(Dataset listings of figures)
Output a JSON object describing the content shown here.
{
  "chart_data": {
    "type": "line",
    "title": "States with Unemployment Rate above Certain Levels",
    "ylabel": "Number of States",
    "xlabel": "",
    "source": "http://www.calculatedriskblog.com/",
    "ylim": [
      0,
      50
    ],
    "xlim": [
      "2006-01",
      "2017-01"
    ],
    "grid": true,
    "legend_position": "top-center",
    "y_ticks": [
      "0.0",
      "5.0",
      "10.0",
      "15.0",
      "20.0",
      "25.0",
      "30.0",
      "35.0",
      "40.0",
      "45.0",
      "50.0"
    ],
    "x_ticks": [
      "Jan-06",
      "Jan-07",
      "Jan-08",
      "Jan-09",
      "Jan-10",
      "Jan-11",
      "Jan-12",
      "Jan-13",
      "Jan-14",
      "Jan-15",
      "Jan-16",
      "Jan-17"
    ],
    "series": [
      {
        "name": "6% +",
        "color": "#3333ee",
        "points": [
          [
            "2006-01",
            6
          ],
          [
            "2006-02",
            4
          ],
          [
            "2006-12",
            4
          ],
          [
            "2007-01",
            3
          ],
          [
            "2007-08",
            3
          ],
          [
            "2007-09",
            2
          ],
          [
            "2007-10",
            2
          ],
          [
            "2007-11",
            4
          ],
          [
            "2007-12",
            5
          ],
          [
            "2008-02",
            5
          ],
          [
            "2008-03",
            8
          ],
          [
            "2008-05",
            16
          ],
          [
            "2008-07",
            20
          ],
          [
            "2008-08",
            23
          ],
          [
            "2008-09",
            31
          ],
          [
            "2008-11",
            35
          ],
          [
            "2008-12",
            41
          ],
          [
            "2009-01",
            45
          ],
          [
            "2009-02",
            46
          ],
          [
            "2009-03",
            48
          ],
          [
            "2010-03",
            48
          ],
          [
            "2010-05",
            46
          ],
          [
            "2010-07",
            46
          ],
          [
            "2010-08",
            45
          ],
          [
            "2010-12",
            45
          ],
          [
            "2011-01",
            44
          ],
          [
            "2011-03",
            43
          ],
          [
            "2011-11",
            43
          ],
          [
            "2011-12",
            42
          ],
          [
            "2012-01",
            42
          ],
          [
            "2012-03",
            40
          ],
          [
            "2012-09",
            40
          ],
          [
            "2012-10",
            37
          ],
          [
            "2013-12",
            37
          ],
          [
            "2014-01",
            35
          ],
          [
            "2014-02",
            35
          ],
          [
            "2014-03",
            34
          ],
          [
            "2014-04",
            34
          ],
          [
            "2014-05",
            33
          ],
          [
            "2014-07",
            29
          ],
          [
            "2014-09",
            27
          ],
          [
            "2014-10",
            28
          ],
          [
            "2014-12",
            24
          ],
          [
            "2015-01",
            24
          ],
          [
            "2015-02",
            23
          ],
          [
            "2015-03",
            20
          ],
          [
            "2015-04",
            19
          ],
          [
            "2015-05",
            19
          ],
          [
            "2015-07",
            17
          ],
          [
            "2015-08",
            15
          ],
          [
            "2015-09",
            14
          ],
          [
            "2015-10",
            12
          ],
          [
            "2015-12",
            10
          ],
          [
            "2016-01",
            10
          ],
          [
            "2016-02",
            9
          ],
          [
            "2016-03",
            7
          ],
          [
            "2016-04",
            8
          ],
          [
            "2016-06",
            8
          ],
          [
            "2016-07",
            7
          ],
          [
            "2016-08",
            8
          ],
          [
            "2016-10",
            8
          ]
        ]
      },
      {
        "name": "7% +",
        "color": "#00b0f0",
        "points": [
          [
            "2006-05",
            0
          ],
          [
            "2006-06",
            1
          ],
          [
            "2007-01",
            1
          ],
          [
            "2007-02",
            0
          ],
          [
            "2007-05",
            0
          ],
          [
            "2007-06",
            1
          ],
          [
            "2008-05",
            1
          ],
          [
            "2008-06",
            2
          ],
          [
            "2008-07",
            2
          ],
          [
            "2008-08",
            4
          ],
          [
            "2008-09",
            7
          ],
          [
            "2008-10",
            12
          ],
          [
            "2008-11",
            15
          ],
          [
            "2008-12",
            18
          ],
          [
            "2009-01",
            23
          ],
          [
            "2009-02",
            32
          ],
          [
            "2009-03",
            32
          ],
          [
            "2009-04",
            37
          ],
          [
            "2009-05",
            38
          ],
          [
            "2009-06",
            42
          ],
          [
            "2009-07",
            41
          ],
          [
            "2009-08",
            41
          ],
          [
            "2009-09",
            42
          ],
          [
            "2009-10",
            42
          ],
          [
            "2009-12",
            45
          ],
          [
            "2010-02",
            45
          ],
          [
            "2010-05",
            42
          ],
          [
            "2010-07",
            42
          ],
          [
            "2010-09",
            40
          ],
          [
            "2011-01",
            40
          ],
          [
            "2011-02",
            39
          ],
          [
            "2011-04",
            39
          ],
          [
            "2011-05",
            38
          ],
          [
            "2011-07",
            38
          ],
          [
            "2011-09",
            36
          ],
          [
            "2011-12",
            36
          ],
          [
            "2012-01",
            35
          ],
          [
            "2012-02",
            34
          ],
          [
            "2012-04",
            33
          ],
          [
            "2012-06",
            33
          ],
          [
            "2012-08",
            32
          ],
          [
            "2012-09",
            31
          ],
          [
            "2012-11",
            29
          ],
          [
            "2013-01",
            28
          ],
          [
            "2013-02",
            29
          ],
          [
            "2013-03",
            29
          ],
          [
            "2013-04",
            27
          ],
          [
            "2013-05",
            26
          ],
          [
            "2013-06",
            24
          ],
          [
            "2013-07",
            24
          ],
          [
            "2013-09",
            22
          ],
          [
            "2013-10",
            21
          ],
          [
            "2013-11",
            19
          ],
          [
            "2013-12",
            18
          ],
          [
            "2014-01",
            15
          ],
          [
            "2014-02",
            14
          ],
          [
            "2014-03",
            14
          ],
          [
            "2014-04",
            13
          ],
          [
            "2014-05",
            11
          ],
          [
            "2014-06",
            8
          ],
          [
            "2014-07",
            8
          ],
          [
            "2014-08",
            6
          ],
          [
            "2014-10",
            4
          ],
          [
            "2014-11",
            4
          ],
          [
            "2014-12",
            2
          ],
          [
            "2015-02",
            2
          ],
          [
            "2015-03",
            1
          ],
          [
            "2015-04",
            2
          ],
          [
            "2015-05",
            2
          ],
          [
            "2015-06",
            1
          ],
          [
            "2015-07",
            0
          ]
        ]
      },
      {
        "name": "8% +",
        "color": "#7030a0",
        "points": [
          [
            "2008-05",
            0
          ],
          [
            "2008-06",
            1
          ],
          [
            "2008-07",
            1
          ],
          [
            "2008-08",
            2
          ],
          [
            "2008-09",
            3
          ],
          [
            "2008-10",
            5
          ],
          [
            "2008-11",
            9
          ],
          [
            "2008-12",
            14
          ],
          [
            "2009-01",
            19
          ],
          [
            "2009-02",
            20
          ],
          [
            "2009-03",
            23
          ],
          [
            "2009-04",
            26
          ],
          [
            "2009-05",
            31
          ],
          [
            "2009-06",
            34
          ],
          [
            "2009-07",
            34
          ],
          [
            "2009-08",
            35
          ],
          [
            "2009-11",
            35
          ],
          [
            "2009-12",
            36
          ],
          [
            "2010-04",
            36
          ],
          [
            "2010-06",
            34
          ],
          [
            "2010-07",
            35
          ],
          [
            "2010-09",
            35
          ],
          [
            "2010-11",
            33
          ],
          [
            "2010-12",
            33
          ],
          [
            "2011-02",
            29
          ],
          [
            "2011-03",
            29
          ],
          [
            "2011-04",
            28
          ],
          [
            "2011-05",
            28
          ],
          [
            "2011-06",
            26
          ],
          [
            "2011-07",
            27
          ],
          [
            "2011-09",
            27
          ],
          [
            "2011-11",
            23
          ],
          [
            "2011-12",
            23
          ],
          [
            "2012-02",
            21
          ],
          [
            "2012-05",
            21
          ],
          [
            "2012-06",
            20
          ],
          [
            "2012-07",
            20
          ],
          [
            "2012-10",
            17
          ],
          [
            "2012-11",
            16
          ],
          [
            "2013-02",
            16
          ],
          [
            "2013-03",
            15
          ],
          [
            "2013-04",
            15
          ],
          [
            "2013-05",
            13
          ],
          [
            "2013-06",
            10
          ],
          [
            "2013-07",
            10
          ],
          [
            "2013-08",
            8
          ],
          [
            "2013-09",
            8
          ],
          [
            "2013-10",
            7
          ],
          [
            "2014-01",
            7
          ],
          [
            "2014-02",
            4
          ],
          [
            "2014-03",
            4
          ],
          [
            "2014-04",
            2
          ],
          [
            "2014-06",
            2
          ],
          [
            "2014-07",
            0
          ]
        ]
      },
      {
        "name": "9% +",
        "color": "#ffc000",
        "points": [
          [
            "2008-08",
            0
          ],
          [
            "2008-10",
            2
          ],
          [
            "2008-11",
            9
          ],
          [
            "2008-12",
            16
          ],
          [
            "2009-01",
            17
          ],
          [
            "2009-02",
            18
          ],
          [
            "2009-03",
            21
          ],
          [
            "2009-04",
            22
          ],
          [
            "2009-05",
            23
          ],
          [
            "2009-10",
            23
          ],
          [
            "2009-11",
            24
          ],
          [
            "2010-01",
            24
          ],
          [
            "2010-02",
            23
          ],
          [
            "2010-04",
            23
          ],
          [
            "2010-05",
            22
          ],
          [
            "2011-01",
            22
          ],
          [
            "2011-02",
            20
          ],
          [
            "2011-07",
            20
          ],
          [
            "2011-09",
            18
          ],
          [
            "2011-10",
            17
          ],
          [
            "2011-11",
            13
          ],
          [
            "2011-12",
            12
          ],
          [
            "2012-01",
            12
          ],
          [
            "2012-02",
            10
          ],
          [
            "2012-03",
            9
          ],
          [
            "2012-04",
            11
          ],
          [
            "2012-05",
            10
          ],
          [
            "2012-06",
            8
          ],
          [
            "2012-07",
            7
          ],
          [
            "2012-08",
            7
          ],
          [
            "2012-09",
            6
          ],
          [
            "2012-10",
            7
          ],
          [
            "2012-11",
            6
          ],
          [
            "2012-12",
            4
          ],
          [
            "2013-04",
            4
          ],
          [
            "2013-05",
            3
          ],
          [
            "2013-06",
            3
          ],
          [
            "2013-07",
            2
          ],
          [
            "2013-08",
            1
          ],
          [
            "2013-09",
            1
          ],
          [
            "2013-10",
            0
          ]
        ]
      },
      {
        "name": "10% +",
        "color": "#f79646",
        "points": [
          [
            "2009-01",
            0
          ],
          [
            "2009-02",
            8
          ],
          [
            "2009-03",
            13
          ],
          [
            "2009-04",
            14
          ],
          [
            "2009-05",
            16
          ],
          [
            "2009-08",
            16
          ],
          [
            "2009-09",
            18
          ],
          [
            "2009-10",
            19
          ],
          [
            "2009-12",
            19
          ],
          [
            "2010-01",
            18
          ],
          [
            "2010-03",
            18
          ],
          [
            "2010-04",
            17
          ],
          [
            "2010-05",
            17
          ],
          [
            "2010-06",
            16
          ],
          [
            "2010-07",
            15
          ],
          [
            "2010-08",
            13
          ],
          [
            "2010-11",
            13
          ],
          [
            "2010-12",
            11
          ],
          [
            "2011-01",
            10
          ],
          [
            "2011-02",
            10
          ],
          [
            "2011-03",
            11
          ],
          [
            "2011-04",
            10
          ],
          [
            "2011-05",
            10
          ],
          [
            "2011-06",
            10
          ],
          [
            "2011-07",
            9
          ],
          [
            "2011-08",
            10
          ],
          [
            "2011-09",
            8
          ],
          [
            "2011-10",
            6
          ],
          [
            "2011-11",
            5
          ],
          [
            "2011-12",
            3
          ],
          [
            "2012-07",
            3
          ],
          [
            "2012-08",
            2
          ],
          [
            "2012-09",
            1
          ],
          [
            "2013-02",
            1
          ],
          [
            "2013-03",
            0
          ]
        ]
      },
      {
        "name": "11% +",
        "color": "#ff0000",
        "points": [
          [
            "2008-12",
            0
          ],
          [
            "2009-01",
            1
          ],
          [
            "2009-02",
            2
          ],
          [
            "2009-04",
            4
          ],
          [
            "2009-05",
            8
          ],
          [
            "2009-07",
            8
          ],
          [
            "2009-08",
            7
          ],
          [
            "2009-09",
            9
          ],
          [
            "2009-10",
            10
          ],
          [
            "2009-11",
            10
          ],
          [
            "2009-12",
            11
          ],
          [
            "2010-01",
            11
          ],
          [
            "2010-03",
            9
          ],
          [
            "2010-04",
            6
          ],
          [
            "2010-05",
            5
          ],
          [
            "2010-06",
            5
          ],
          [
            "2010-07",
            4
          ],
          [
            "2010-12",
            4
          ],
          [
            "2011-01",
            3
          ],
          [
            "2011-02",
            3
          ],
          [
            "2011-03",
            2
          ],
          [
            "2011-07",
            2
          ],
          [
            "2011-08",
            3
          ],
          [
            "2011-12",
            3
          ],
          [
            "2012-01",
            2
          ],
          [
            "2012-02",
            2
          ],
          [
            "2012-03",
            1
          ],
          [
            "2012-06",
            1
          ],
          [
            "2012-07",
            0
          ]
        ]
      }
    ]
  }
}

_Short problem:_ Find and copy each line above that includes the string "States".

_Complete output:_
    "title": "States with Unemployment Rate above Certain Levels",
    "ylabel": "Number of States",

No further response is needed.